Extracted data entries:
-------
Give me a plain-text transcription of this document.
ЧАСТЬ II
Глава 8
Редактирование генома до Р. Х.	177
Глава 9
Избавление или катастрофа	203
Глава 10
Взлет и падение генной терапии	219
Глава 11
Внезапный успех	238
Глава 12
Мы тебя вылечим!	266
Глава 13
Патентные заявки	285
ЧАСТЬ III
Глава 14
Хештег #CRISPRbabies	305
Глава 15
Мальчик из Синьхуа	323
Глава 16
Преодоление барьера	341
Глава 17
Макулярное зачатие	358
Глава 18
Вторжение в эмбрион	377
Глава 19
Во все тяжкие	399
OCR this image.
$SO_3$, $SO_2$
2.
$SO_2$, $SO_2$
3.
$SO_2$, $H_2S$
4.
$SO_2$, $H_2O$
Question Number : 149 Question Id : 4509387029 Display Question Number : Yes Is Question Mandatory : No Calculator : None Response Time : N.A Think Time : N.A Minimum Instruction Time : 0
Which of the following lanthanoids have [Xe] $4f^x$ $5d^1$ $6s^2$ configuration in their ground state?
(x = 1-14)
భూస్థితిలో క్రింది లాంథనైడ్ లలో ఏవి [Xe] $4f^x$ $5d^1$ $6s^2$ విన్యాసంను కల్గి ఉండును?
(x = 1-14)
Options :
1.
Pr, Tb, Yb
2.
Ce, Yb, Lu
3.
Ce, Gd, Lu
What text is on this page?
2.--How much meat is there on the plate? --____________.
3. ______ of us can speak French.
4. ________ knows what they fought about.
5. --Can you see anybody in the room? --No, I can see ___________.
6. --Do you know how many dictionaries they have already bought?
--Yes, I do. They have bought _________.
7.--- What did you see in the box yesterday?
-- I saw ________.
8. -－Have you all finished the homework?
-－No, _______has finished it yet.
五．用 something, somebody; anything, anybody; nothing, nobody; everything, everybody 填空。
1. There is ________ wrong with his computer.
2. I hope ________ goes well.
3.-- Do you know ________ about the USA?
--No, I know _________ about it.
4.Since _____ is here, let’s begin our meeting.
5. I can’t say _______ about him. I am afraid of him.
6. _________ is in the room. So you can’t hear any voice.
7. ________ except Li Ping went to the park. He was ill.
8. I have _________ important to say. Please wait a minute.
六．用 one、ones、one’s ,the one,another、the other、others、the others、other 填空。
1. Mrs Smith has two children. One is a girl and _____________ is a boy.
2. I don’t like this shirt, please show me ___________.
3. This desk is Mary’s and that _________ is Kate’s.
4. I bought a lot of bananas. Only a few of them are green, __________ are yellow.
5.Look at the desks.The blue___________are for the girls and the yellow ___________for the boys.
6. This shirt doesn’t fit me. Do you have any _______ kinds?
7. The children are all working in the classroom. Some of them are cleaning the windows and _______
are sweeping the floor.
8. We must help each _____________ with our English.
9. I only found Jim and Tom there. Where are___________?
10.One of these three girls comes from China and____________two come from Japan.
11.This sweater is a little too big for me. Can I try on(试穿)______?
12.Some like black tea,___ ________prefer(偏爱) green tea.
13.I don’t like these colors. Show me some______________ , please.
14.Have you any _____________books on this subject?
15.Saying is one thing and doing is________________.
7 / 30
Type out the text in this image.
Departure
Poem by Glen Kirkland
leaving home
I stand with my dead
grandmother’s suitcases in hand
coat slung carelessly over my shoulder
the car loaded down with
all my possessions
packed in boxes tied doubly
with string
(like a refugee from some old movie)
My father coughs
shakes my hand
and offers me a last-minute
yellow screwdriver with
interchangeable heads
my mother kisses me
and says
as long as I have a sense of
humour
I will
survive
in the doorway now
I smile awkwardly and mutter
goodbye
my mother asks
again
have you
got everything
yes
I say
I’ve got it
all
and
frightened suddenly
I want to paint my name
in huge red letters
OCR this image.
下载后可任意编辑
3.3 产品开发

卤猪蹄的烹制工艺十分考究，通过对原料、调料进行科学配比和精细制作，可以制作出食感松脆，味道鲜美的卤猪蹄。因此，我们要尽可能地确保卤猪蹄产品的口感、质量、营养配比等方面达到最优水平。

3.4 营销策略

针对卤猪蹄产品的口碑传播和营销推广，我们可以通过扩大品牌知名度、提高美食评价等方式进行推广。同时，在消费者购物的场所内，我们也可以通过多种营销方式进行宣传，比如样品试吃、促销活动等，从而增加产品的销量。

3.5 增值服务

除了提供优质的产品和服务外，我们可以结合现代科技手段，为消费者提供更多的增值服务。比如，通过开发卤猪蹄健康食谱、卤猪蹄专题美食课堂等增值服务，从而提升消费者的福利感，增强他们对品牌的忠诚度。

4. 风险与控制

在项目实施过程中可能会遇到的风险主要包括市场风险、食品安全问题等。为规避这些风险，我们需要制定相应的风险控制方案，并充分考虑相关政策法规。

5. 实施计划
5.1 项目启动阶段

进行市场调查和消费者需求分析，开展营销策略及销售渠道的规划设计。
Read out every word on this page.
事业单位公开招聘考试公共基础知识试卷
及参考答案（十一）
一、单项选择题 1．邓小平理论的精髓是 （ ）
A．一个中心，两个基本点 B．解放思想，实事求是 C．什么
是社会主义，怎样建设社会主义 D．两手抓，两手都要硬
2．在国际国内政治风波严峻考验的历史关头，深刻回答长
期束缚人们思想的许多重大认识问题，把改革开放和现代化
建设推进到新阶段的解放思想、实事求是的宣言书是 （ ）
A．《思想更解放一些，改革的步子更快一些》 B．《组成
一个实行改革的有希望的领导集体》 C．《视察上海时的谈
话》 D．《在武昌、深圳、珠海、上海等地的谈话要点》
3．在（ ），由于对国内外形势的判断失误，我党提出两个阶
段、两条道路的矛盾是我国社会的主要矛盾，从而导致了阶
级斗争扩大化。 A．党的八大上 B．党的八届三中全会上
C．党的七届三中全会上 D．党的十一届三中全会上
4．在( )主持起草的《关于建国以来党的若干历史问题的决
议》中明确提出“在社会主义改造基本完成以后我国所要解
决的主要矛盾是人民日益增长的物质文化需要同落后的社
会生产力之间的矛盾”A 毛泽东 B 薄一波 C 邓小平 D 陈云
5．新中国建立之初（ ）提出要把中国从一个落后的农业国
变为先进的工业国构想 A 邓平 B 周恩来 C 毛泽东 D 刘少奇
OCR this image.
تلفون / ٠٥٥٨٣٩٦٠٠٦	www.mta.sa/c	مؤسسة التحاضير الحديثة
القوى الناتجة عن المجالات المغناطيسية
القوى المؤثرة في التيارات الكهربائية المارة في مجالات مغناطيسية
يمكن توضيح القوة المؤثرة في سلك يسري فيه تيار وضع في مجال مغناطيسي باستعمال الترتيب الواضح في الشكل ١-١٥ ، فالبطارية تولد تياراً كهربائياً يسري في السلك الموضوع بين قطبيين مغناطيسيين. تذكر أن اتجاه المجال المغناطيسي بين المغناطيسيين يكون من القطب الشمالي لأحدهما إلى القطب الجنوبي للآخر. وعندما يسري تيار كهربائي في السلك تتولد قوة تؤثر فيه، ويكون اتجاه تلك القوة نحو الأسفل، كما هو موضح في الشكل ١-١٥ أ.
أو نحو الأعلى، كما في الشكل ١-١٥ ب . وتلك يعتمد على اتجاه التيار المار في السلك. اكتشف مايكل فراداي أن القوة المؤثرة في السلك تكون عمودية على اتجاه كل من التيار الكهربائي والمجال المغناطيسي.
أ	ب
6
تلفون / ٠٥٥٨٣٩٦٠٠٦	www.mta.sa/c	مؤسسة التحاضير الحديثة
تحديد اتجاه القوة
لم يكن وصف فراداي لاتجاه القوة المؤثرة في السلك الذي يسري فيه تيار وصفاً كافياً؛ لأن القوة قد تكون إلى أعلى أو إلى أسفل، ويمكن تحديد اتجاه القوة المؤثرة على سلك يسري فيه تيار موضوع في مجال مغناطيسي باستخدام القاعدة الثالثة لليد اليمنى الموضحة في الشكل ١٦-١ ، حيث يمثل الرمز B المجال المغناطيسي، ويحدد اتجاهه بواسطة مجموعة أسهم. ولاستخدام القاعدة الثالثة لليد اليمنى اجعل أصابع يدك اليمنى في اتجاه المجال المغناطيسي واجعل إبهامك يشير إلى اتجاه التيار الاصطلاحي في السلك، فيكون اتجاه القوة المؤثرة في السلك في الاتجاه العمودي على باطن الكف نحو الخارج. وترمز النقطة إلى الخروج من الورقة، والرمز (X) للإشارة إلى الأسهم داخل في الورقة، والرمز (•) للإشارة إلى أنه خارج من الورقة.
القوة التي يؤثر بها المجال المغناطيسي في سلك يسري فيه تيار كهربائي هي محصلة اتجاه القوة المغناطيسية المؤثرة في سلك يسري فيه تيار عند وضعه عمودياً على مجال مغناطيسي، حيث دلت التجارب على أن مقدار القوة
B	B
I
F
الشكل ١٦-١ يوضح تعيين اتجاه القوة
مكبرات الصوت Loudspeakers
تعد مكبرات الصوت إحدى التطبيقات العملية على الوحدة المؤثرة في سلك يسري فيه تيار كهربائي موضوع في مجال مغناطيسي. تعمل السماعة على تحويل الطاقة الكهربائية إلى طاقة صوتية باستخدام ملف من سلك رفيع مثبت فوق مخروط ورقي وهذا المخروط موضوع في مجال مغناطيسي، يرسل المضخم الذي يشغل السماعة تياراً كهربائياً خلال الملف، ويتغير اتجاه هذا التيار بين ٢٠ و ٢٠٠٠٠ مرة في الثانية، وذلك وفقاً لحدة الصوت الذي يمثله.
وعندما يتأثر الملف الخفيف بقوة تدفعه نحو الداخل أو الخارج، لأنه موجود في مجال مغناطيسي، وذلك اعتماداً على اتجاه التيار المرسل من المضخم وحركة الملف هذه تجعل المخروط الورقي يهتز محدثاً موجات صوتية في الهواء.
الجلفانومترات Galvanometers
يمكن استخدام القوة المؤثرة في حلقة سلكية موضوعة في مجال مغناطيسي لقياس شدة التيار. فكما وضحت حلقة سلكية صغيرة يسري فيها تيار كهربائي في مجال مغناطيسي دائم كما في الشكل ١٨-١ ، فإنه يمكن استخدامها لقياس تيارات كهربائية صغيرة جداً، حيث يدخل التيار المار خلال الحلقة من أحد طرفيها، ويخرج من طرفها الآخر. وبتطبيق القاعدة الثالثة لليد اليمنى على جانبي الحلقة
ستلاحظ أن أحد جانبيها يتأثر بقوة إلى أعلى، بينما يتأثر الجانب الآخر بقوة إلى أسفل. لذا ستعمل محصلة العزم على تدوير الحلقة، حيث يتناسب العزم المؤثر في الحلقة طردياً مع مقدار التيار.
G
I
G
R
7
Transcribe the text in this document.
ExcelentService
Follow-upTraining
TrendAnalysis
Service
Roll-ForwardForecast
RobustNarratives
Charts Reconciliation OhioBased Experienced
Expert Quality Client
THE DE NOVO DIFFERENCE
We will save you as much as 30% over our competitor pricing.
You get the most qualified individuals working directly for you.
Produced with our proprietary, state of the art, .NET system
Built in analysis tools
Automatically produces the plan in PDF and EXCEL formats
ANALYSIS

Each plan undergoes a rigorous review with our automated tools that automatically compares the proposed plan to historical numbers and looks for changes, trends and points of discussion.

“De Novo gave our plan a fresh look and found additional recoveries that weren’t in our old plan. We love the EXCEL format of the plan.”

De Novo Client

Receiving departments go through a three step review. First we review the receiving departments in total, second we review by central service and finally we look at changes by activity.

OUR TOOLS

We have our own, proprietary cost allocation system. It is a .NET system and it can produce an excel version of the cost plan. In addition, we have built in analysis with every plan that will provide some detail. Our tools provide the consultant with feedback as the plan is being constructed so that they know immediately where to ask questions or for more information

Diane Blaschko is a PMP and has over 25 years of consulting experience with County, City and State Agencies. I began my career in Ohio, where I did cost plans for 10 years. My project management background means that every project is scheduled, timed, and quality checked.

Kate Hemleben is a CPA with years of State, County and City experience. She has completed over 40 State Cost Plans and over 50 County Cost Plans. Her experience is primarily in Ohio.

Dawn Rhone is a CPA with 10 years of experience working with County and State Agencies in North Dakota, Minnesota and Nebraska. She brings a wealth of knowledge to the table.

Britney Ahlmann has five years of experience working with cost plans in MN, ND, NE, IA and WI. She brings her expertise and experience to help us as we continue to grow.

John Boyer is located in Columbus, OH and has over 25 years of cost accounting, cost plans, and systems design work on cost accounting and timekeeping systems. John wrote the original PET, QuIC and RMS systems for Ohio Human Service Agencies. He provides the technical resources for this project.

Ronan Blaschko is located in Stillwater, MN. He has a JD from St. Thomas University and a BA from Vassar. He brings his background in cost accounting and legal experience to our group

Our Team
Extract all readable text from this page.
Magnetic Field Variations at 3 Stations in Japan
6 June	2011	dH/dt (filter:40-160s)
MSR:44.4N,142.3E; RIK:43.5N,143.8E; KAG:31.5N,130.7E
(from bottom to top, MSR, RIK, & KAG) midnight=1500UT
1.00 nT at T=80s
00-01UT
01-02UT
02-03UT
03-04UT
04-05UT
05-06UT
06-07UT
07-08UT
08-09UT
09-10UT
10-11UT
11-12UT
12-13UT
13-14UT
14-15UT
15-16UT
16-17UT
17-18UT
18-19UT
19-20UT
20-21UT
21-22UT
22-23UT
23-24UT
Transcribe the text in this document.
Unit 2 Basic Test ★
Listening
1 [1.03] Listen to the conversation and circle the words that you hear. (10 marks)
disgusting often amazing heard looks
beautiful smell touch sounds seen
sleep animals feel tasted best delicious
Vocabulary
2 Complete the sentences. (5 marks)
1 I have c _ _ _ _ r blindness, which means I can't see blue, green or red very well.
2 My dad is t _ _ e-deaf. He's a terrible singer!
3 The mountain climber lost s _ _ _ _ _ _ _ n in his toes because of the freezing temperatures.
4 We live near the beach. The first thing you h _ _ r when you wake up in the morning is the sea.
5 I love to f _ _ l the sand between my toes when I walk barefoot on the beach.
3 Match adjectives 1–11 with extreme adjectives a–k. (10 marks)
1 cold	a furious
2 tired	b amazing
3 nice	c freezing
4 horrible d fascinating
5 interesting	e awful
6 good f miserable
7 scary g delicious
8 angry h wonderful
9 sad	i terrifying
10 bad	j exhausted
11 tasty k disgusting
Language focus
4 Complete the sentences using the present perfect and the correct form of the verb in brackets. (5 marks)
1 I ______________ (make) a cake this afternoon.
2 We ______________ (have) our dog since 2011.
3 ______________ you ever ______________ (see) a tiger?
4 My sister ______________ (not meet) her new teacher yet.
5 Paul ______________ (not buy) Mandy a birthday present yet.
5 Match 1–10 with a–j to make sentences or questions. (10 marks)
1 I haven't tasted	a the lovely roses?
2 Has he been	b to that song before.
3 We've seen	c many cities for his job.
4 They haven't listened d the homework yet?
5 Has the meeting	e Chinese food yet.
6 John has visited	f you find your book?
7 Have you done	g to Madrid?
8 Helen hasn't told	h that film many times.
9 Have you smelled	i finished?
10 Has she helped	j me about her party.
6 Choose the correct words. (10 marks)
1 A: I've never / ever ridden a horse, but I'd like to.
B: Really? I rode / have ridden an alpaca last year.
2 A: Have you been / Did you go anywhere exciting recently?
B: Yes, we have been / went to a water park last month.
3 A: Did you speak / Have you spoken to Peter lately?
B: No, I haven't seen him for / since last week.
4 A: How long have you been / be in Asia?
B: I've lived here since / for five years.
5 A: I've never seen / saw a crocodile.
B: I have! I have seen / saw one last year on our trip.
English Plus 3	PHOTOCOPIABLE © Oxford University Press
-------
Stated task: Find all lines holding the string "three" and copy them.

Exercise output:
10.One of these three girls comes from China and____________two come from Japan.
Receiving departments go through a three step review. First we review the receiving departments in total, second we review by central service and finally we look at changes by activity.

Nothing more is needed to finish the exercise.